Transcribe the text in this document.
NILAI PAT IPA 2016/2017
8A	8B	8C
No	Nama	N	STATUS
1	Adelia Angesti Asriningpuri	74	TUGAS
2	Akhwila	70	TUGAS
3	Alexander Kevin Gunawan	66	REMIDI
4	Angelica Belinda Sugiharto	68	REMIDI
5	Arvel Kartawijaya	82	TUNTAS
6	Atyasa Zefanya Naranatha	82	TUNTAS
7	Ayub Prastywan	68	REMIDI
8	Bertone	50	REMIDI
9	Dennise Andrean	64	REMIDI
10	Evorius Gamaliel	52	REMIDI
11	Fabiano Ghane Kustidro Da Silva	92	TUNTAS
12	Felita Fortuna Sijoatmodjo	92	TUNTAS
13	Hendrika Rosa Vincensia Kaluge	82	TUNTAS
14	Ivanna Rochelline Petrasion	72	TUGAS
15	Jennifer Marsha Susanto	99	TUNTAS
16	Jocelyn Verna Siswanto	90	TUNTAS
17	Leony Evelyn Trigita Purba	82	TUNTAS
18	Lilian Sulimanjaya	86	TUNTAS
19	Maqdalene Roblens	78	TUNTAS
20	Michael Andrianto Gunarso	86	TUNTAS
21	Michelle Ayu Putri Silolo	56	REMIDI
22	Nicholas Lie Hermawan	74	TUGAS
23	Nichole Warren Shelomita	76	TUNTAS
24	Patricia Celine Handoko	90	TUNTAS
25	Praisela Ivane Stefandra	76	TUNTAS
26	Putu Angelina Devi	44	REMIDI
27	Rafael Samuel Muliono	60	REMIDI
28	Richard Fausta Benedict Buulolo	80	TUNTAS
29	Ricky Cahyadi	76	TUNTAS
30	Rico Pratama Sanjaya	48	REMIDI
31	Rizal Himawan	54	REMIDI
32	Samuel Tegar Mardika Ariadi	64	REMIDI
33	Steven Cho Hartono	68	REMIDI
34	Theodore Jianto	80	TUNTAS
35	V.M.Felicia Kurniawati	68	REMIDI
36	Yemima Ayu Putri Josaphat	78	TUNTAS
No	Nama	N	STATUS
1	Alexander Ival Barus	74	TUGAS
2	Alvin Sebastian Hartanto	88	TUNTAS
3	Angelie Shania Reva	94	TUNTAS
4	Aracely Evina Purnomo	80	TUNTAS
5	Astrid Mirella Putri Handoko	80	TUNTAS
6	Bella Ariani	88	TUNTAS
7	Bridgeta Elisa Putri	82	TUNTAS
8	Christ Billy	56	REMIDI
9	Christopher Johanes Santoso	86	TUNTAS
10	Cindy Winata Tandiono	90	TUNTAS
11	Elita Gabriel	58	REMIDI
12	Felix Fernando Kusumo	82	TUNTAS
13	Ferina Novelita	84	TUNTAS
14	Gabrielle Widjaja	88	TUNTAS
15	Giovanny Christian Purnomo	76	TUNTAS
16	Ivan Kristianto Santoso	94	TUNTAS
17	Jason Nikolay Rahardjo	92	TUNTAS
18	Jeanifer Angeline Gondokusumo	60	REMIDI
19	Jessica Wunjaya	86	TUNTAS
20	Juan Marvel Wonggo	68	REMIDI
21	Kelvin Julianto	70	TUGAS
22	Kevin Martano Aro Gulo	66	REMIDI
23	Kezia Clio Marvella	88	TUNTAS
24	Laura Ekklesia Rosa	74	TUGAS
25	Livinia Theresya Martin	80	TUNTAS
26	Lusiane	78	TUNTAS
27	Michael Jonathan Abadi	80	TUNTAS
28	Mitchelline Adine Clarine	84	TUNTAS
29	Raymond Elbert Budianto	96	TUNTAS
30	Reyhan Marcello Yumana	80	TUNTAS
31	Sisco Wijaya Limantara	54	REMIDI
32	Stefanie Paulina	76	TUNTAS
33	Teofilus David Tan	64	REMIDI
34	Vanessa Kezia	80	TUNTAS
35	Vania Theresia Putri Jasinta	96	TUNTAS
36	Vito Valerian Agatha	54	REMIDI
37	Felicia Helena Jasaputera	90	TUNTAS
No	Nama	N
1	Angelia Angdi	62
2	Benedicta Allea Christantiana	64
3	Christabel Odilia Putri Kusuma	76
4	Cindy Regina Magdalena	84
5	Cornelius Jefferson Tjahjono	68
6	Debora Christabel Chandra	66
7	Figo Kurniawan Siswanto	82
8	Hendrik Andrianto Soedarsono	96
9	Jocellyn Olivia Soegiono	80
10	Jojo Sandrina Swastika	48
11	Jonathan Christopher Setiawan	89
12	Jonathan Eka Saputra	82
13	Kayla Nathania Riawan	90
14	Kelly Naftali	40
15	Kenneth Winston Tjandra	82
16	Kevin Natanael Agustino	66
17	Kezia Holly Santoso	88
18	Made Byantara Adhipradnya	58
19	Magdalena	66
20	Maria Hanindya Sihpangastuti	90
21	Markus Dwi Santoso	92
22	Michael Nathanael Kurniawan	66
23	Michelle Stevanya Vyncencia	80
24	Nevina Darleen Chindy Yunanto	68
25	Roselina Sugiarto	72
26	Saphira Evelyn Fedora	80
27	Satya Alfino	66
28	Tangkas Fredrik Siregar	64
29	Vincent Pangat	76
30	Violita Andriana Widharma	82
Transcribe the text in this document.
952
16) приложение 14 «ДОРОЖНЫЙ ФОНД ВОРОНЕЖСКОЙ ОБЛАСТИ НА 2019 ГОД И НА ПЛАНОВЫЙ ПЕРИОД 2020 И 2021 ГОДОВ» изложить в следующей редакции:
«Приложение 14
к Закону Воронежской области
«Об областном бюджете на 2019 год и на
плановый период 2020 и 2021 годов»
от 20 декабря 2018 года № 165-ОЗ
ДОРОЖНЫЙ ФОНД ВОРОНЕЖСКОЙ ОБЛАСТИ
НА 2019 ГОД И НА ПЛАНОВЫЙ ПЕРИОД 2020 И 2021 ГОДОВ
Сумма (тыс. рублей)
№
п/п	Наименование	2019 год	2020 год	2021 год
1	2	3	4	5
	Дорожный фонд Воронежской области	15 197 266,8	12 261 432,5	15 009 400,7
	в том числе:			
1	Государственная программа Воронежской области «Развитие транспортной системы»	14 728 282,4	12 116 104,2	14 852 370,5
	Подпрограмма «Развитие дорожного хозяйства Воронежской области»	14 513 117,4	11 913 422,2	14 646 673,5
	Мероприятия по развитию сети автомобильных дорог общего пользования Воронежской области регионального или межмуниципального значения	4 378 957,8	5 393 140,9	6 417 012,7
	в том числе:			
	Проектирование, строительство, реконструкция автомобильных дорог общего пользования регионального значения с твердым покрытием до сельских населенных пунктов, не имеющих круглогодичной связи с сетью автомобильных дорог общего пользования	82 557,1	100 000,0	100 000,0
|---|
Exercise requirements — Locate each line with the word "Christopher" and copy it.

Response to this task —
9	Christopher Johanes Santoso	86	TUNTAS
11	Jonathan Christopher Setiawan	89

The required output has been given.